### Direction
How many lines of these entries hold the string "time"? Reply with the number alone.

Stored entries
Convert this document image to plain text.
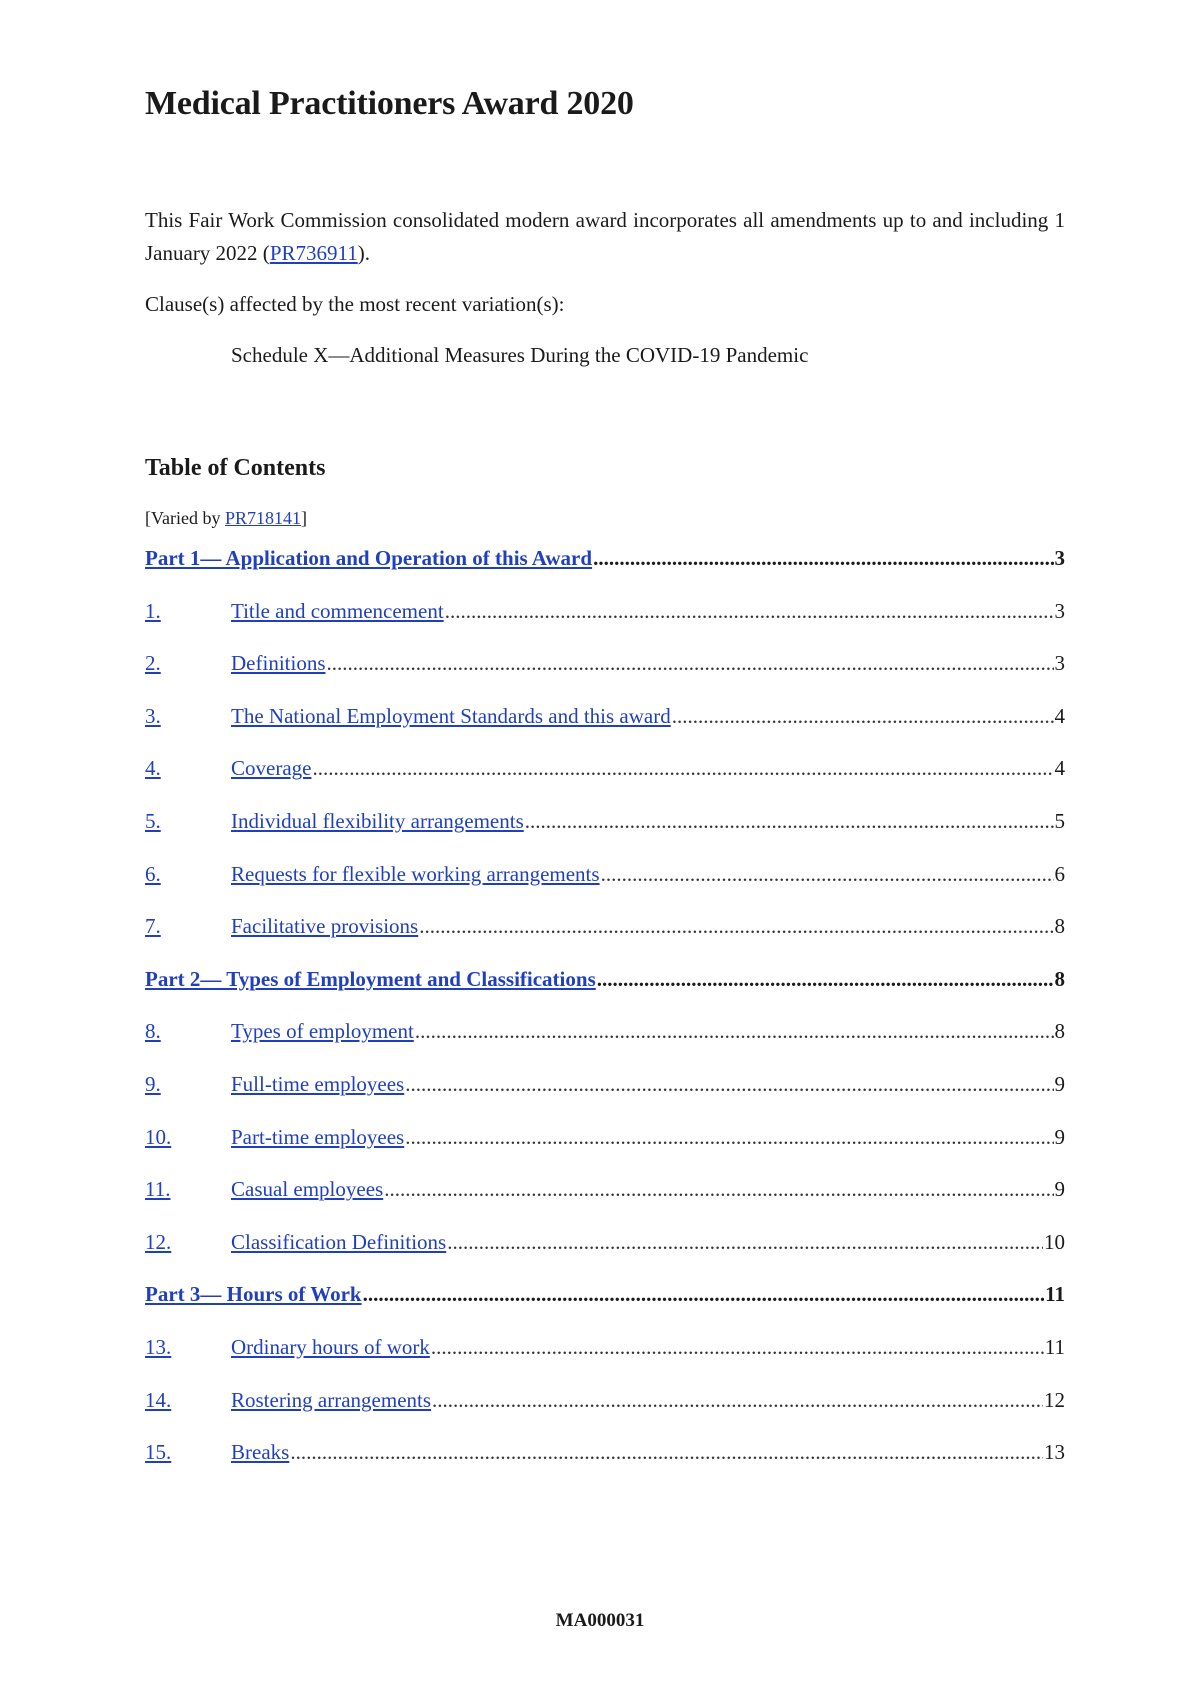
Medical Practitioners Award 2020

This Fair Work Commission consolidated modern award incorporates all amendments up to and including 1 January 2022 (PR736911).

Clause(s) affected by the most recent variation(s):

Schedule X—Additional Measures During the COVID-19 Pandemic

Table of Contents

[Varied by PR718141]

Part 1— Application and Operation of this Award .....	3
1.	Title and commencement .....	3
2.	Definitions .....	3
3.	The National Employment Standards and this award .....	4
4.	Coverage .....	4
5.	Individual flexibility arrangements .....	5
6.	Requests for flexible working arrangements .....	6
7.	Facilitative provisions .....	8
Part 2— Types of Employment and Classifications .....	8
8.	Types of employment .....	8
9.	Full-time employees .....	9
10.	Part-time employees .....	9
11.	Casual employees .....	9
12.	Classification Definitions .....	10
Part 3— Hours of Work .....	11
13.	Ordinary hours of work .....	11
14.	Rostering arrangements .....	12
15.	Breaks .....	13
MA000031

### The response
2